Each record is to be printed again precisely as it reads.

..............................

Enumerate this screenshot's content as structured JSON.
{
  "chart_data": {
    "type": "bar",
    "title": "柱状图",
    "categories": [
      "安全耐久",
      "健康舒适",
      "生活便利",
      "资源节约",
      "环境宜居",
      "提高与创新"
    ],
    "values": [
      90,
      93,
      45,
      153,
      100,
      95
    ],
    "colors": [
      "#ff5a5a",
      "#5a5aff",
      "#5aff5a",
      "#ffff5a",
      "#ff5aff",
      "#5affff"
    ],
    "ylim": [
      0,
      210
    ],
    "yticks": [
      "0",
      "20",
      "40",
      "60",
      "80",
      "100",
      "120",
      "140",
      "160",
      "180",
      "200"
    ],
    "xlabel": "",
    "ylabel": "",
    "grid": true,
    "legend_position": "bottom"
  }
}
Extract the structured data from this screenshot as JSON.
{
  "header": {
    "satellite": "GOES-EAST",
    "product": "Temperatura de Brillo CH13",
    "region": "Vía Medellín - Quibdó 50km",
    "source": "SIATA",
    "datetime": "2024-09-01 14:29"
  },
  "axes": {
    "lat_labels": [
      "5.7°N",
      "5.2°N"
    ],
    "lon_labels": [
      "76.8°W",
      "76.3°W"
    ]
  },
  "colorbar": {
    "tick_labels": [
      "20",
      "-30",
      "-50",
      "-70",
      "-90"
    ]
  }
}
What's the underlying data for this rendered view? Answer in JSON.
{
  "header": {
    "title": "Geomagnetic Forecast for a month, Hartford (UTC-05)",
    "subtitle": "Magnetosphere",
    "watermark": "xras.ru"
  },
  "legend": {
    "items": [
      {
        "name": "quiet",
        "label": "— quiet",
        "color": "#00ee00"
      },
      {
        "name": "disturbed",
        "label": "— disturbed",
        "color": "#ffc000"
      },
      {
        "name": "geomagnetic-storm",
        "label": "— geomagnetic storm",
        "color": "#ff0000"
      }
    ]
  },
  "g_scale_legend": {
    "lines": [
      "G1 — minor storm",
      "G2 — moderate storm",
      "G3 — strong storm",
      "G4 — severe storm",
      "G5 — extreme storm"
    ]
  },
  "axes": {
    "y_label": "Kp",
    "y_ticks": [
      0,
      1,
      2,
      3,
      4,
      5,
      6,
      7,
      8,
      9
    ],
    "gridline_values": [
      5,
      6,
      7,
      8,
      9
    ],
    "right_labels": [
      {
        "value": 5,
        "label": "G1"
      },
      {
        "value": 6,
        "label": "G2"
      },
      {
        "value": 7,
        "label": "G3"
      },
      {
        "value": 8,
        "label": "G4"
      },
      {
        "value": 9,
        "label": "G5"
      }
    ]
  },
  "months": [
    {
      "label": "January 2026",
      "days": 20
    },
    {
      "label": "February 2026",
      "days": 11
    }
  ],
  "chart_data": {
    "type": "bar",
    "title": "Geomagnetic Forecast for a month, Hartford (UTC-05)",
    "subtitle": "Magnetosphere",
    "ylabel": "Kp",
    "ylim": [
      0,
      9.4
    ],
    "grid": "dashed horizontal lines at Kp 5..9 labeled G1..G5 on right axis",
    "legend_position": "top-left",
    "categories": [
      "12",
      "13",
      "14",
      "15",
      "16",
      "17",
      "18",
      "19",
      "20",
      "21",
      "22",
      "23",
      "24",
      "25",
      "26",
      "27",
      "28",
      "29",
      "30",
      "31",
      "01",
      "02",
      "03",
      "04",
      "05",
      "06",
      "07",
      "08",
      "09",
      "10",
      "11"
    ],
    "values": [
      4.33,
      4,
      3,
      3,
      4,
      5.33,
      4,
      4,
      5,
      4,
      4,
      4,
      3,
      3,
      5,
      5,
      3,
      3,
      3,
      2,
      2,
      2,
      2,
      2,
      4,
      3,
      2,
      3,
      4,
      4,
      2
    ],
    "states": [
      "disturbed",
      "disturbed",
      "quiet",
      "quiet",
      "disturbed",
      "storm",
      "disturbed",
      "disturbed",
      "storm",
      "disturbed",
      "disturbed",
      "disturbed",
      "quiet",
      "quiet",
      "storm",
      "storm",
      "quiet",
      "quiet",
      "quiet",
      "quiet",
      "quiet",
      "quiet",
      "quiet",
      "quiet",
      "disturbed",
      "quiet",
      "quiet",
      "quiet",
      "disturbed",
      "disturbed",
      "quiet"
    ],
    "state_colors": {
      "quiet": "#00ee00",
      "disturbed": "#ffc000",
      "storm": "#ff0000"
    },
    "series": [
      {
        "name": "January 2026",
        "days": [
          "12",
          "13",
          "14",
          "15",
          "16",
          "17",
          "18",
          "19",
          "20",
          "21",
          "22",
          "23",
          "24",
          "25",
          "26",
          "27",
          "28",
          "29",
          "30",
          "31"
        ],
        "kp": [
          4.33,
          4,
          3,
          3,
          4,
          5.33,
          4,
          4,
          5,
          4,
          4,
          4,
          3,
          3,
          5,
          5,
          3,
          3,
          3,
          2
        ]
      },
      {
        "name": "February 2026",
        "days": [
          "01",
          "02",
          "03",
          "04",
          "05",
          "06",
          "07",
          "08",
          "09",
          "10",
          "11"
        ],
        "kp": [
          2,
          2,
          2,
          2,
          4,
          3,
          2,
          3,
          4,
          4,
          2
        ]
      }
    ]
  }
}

..............................

◆ Finished exercise
Enumerate this screenshot's content as structured JSON.
{
  "chart_data": {
    "type": "bar",
    "title": "柱状图",
    "categories": [
      "安全耐久",
      "健康舒适",
      "生活便利",
      "资源节约",
      "环境宜居",
      "提高与创新"
    ],
    "values": [
      90,
      93,
      45,
      153,
      100,
      95
    ],
    "colors": [
      "#ff5a5a",
      "#5a5aff",
      "#5aff5a",
      "#ffff5a",
      "#ff5aff",
      "#5affff"
    ],
    "ylim": [
      0,
      210
    ],
    "yticks": [
      "0",
      "20",
      "40",
      "60",
      "80",
      "100",
      "120",
      "140",
      "160",
      "180",
      "200"
    ],
    "xlabel": "",
    "ylabel": "",
    "grid": true,
    "legend_position": "bottom"
  }
}
Extract the structured data from this screenshot as JSON.
{
  "header": {
    "satellite": "GOES-EAST",
    "product": "Temperatura de Brillo CH13",
    "region": "Vía Medellín - Quibdó 50km",
    "source": "SIATA",
    "datetime": "2024-09-01 14:29"
  },
  "axes": {
    "lat_labels": [
      "5.7°N",
      "5.2°N"
    ],
    "lon_labels": [
      "76.8°W",
      "76.3°W"
    ]
  },
  "colorbar": {
    "tick_labels": [
      "20",
      "-30",
      "-50",
      "-70",
      "-90"
    ]
  }
}
What's the underlying data for this rendered view? Answer in JSON.
{
  "header": {
    "title": "Geomagnetic Forecast for a month, Hartford (UTC-05)",
    "subtitle": "Magnetosphere",
    "watermark": "xras.ru"
  },
  "legend": {
    "items": [
      {
        "name": "quiet",
        "label": "— quiet",
        "color": "#00ee00"
      },
      {
        "name": "disturbed",
        "label": "— disturbed",
        "color": "#ffc000"
      },
      {
        "name": "geomagnetic-storm",
        "label": "— geomagnetic storm",
        "color": "#ff0000"
      }
    ]
  },
  "g_scale_legend": {
    "lines": [
      "G1 — minor storm",
      "G2 — moderate storm",
      "G3 — strong storm",
      "G4 — severe storm",
      "G5 — extreme storm"
    ]
  },
  "axes": {
    "y_label": "Kp",
    "y_ticks": [
      0,
      1,
      2,
      3,
      4,
      5,
      6,
      7,
      8,
      9
    ],
    "gridline_values": [
      5,
      6,
      7,
      8,
      9
    ],
    "right_labels": [
      {
        "value": 5,
        "label": "G1"
      },
      {
        "value": 6,
        "label": "G2"
      },
      {
        "value": 7,
        "label": "G3"
      },
      {
        "value": 8,
        "label": "G4"
      },
      {
        "value": 9,
        "label": "G5"
      }
    ]
  },
  "months": [
    {
      "label": "January 2026",
      "days": 20
    },
    {
      "label": "February 2026",
      "days": 11
    }
  ],
  "chart_data": {
    "type": "bar",
    "title": "Geomagnetic Forecast for a month, Hartford (UTC-05)",
    "subtitle": "Magnetosphere",
    "ylabel": "Kp",
    "ylim": [
      0,
      9.4
    ],
    "grid": "dashed horizontal lines at Kp 5..9 labeled G1..G5 on right axis",
    "legend_position": "top-left",
    "categories": [
      "12",
      "13",
      "14",
      "15",
      "16",
      "17",
      "18",
      "19",
      "20",
      "21",
      "22",
      "23",
      "24",
      "25",
      "26",
      "27",
      "28",
      "29",
      "30",
      "31",
      "01",
      "02",
      "03",
      "04",
      "05",
      "06",
      "07",
      "08",
      "09",
      "10",
      "11"
    ],
    "values": [
      4.33,
      4,
      3,
      3,
      4,
      5.33,
      4,
      4,
      5,
      4,
      4,
      4,
      3,
      3,
      5,
      5,
      3,
      3,
      3,
      2,
      2,
      2,
      2,
      2,
      4,
      3,
      2,
      3,
      4,
      4,
      2
    ],
    "states": [
      "disturbed",
      "disturbed",
      "quiet",
      "quiet",
      "disturbed",
      "storm",
      "disturbed",
      "disturbed",
      "storm",
      "disturbed",
      "disturbed",
      "disturbed",
      "quiet",
      "quiet",
      "storm",
      "storm",
      "quiet",
      "quiet",
      "quiet",
      "quiet",
      "quiet",
      "quiet",
      "quiet",
      "quiet",
      "disturbed",
      "quiet",
      "quiet",
      "quiet",
      "disturbed",
      "disturbed",
      "quiet"
    ],
    "state_colors": {
      "quiet": "#00ee00",
      "disturbed": "#ffc000",
      "storm": "#ff0000"
    },
    "series": [
      {
        "name": "January 2026",
        "days": [
          "12",
          "13",
          "14",
          "15",
          "16",
          "17",
          "18",
          "19",
          "20",
          "21",
          "22",
          "23",
          "24",
          "25",
          "26",
          "27",
          "28",
          "29",
          "30",
          "31"
        ],
        "kp": [
          4.33,
          4,
          3,
          3,
          4,
          5.33,
          4,
          4,
          5,
          4,
          4,
          4,
          3,
          3,
          5,
          5,
          3,
          3,
          3,
          2
        ]
      },
      {
        "name": "February 2026",
        "days": [
          "01",
          "02",
          "03",
          "04",
          "05",
          "06",
          "07",
          "08",
          "09",
          "10",
          "11"
        ],
        "kp": [
          2,
          2,
          2,
          2,
          4,
          3,
          2,
          3,
          4,
          4,
          2
        ]
      }
    ]
  }
}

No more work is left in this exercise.